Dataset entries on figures

— start —

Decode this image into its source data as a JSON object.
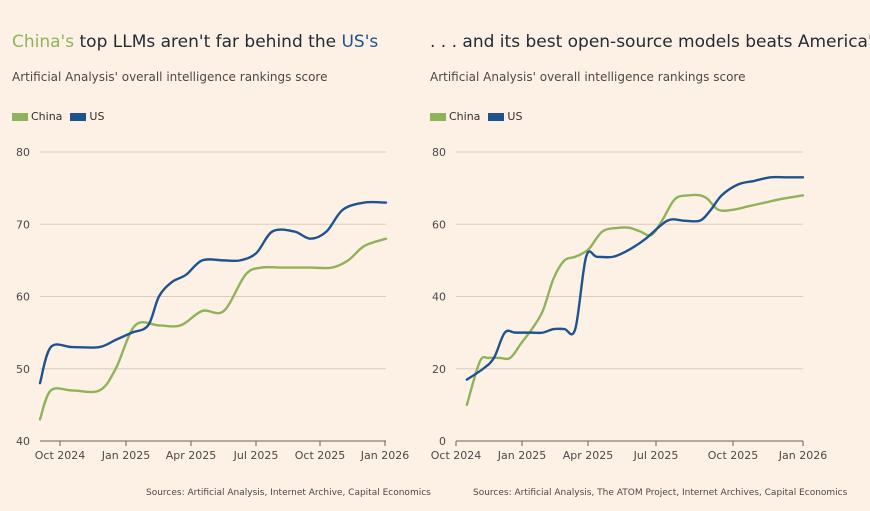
{
  "colors": {
    "china": "#8fb35a",
    "us": "#1f5390",
    "grid": "#d9cdc2",
    "axis": "#66605c",
    "background": "#fdf1e6"
  },
  "chart_data": [
    {
      "type": "line",
      "title_parts": [
        "China's",
        " top LLMs aren't far behind the ",
        "US's"
      ],
      "subtitle": "Artificial Analysis' overall intelligence rankings score",
      "source": "Sources: Artificial Analysis, Internet Archive, Capital Economics",
      "legend": [
        "China",
        "US"
      ],
      "legend_placement": "top-left",
      "xlim": [
        "2024-09-20",
        "2025-01-08"
      ],
      "ylim": [
        40,
        80
      ],
      "yticks": [
        "80",
        "70",
        "60",
        "50",
        "40"
      ],
      "xticks": [
        "Oct 2024",
        "Jan 2025",
        "Apr 2025",
        "Jul 2025",
        "Oct 2025",
        "Jan 2026"
      ],
      "grid": true,
      "series": [
        {
          "name": "China",
          "points": [
            [
              -10,
              43
            ],
            [
              0,
              47
            ],
            [
              20,
              47
            ],
            [
              45,
              47
            ],
            [
              60,
              50
            ],
            [
              78,
              56
            ],
            [
              100,
              56
            ],
            [
              120,
              56
            ],
            [
              140,
              58
            ],
            [
              160,
              58
            ],
            [
              180,
              63
            ],
            [
              195,
              64
            ],
            [
              215,
              64
            ],
            [
              240,
              64
            ],
            [
              260,
              64
            ],
            [
              275,
              65
            ],
            [
              290,
              67
            ],
            [
              310,
              68
            ]
          ]
        },
        {
          "name": "US",
          "points": [
            [
              -10,
              48
            ],
            [
              0,
              53
            ],
            [
              20,
              53
            ],
            [
              45,
              53
            ],
            [
              60,
              54
            ],
            [
              75,
              55
            ],
            [
              90,
              56
            ],
            [
              100,
              60
            ],
            [
              112,
              62
            ],
            [
              125,
              63
            ],
            [
              140,
              65
            ],
            [
              160,
              65
            ],
            [
              175,
              65
            ],
            [
              190,
              66
            ],
            [
              205,
              69
            ],
            [
              225,
              69
            ],
            [
              240,
              68
            ],
            [
              255,
              69
            ],
            [
              270,
              72
            ],
            [
              290,
              73
            ],
            [
              310,
              73
            ]
          ]
        }
      ]
    },
    {
      "type": "line",
      "title_parts": [
        "",
        ". . . and its best open-source models beats America's",
        ""
      ],
      "subtitle": "Artificial Analysis' overall intelligence rankings score",
      "source": "Sources: Artificial Analysis, The ATOM Project, Internet Archives, Capital Economics",
      "legend": [
        "China",
        "US"
      ],
      "legend_placement": "top-left",
      "ylim": [
        0,
        80
      ],
      "yticks": [
        "80",
        "60",
        "40",
        "20",
        "0"
      ],
      "xticks": [
        "Oct 2024",
        "Jan 2025",
        "Apr 2025",
        "Jul 2025",
        "Oct 2025",
        "Jan 2026"
      ],
      "grid": true,
      "series": [
        {
          "name": "China",
          "points": [
            [
              0,
              10
            ],
            [
              12,
              22
            ],
            [
              20,
              23
            ],
            [
              30,
              23
            ],
            [
              40,
              23
            ],
            [
              50,
              27
            ],
            [
              60,
              31
            ],
            [
              70,
              36
            ],
            [
              80,
              45
            ],
            [
              90,
              50
            ],
            [
              100,
              51
            ],
            [
              112,
              53
            ],
            [
              125,
              58
            ],
            [
              140,
              59
            ],
            [
              150,
              59
            ],
            [
              160,
              58
            ],
            [
              170,
              57
            ],
            [
              180,
              61
            ],
            [
              192,
              67
            ],
            [
              205,
              68
            ],
            [
              215,
              68
            ],
            [
              222,
              67
            ],
            [
              232,
              64
            ],
            [
              245,
              64
            ],
            [
              260,
              65
            ],
            [
              275,
              66
            ],
            [
              290,
              67
            ],
            [
              310,
              68
            ]
          ]
        },
        {
          "name": "US",
          "points": [
            [
              0,
              17
            ],
            [
              15,
              20
            ],
            [
              25,
              23
            ],
            [
              35,
              30
            ],
            [
              45,
              30
            ],
            [
              60,
              30
            ],
            [
              70,
              30
            ],
            [
              80,
              31
            ],
            [
              90,
              31
            ],
            [
              100,
              31
            ],
            [
              110,
              51
            ],
            [
              120,
              51
            ],
            [
              135,
              51
            ],
            [
              150,
              53
            ],
            [
              165,
              56
            ],
            [
              185,
              61
            ],
            [
              200,
              61
            ],
            [
              215,
              61
            ],
            [
              225,
              64
            ],
            [
              235,
              68
            ],
            [
              250,
              71
            ],
            [
              265,
              72
            ],
            [
              280,
              73
            ],
            [
              295,
              73
            ],
            [
              310,
              73
            ]
          ]
        }
      ]
    }
  ],
  "left": {
    "title_china": "China's",
    "title_mid": " top LLMs aren't far behind the ",
    "title_us": "US's",
    "subtitle": "Artificial Analysis' overall intelligence rankings score",
    "legend_china": "China",
    "legend_us": "US",
    "source": "Sources: Artificial Analysis, Internet Archive, Capital Economics"
  },
  "right": {
    "title": ". . . and its best open-source models beats America's",
    "subtitle": "Artificial Analysis' overall intelligence rankings score",
    "legend_china": "China",
    "legend_us": "US",
    "source": "Sources: Artificial Analysis, The ATOM Project, Internet Archives, Capital Economics"
  }
}
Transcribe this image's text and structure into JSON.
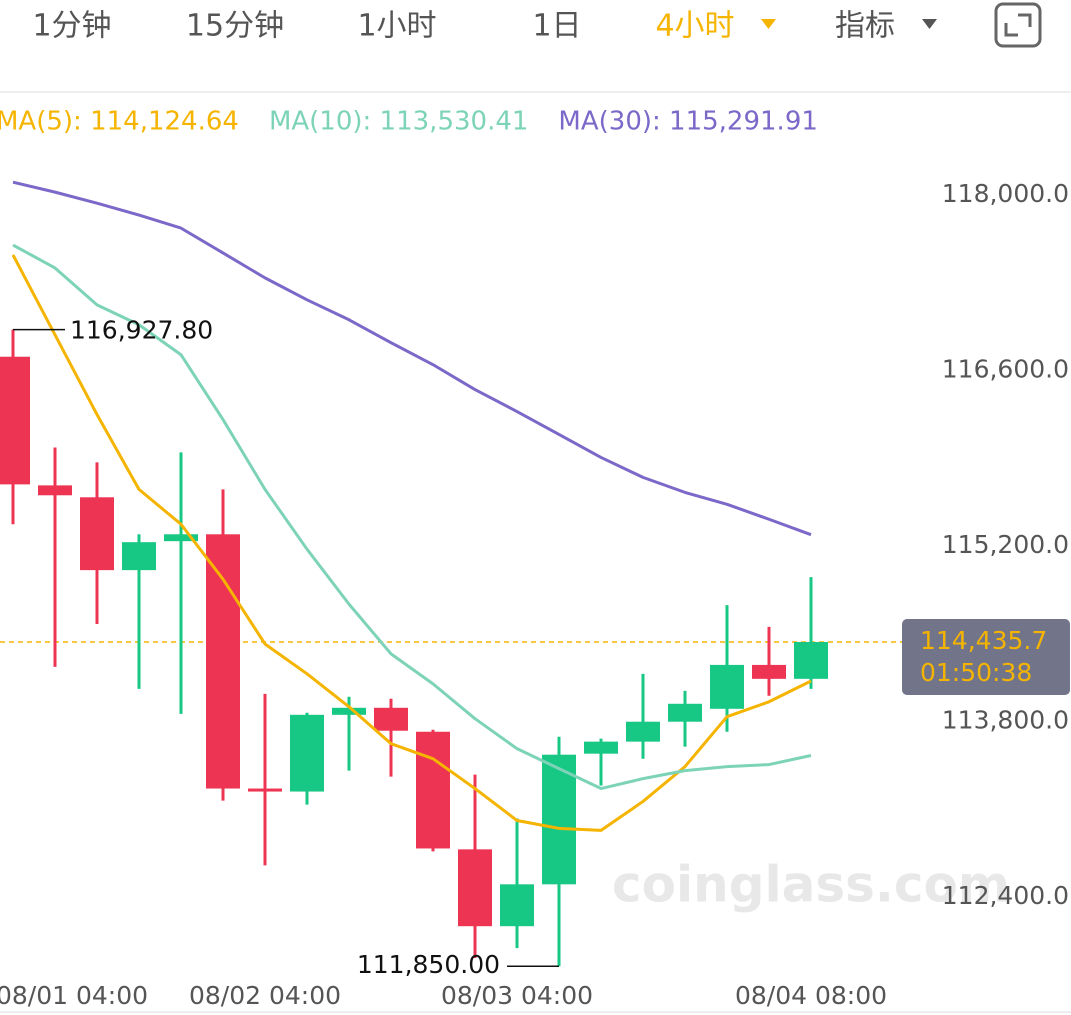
{
  "tabs": [
    "1分钟",
    "15分钟",
    "1小时",
    "1日",
    "4小时",
    "指标"
  ],
  "active_tab": 4,
  "chart_data": {
    "type": "candlestick",
    "watermark": "coinglass.com",
    "categories": [
      "08/01 04:00",
      null,
      null,
      null,
      null,
      null,
      "08/02 04:00",
      null,
      null,
      null,
      null,
      null,
      "08/03 04:00",
      null,
      null,
      null,
      null,
      null,
      null,
      "08/04 08:00"
    ],
    "open": [
      116711,
      115685,
      115590,
      115009,
      115240,
      115295,
      113267,
      113243,
      113855,
      113911,
      113720,
      112782,
      112169,
      112503,
      113545,
      113641,
      113800,
      113903,
      114253,
      114142
    ],
    "high": [
      116927.8,
      115987,
      115868,
      115295,
      115948,
      115653,
      114022,
      113871,
      113999,
      113983,
      113736,
      113378,
      113028,
      113680,
      113665,
      114182,
      114046,
      114730,
      114556,
      114953
    ],
    "low": [
      115375,
      114237,
      114579,
      114062,
      113863,
      113171,
      112654,
      113139,
      113410,
      113362,
      112766,
      111915,
      111994,
      111850,
      113291,
      113505,
      113601,
      113720,
      114007,
      114062
    ],
    "close": [
      115693,
      115606,
      115009,
      115232,
      115295,
      113267,
      113243,
      113855,
      113911,
      113728,
      112789,
      112169,
      112503,
      113537,
      113641,
      113800,
      113943,
      114253,
      114142,
      114435.7
    ],
    "up_color": "#17c784",
    "down_color": "#ee3453",
    "high_label": "116,927.80",
    "low_label": "111,850.00",
    "last_price_label": "114,435.7",
    "countdown": "01:50:38",
    "series": [
      {
        "name": "MA(5)",
        "legend_label": "MA(5): 114,124.64",
        "color": "#f5b400",
        "values": [
          117523,
          116886,
          116250,
          115653,
          115375,
          114937,
          114420,
          114182,
          113919,
          113625,
          113505,
          113267,
          113012,
          112949,
          112933,
          113164,
          113442,
          113840,
          113959,
          114124.64
        ]
      },
      {
        "name": "MA(10)",
        "legend_label": "MA(10): 113,530.41",
        "color": "#7dd3b8",
        "values": [
          117602,
          117419,
          117125,
          116966,
          116727,
          116210,
          115653,
          115176,
          114738,
          114341,
          114102,
          113824,
          113585,
          113426,
          113267,
          113346,
          113410,
          113442,
          113458,
          113530.41
        ]
      },
      {
        "name": "MA(30)",
        "legend_label": "MA(30): 115,291.91",
        "color": "#7b68c8",
        "values": [
          118103,
          118024,
          117936,
          117841,
          117737,
          117539,
          117340,
          117165,
          117006,
          116823,
          116648,
          116449,
          116274,
          116091,
          115908,
          115749,
          115629,
          115534,
          115415,
          115291.91
        ]
      }
    ],
    "ylim": [
      111700,
      118360
    ],
    "yticks": [
      {
        "value": 112400,
        "label": "112,400.0"
      },
      {
        "value": 113800,
        "label": "113,800.0"
      },
      {
        "value": 115200,
        "label": "115,200.0"
      },
      {
        "value": 116600,
        "label": "116,600.0"
      },
      {
        "value": 118000,
        "label": "118,000.0"
      }
    ],
    "grid": false
  }
}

— end —

Search the preceding listing for the word "Internet" and pull out every line that holds it.

Result of this task:
      "source": "Sources: Artificial Analysis, Internet Archive, Capital Economics",
      "source": "Sources: Artificial Analysis, The ATOM Project, Internet Archives, Capital Economics",
    "source": "Sources: Artificial Analysis, Internet Archive, Capital Economics"
    "source": "Sources: Artificial Analysis, The ATOM Project, Internet Archives, Capital Economics"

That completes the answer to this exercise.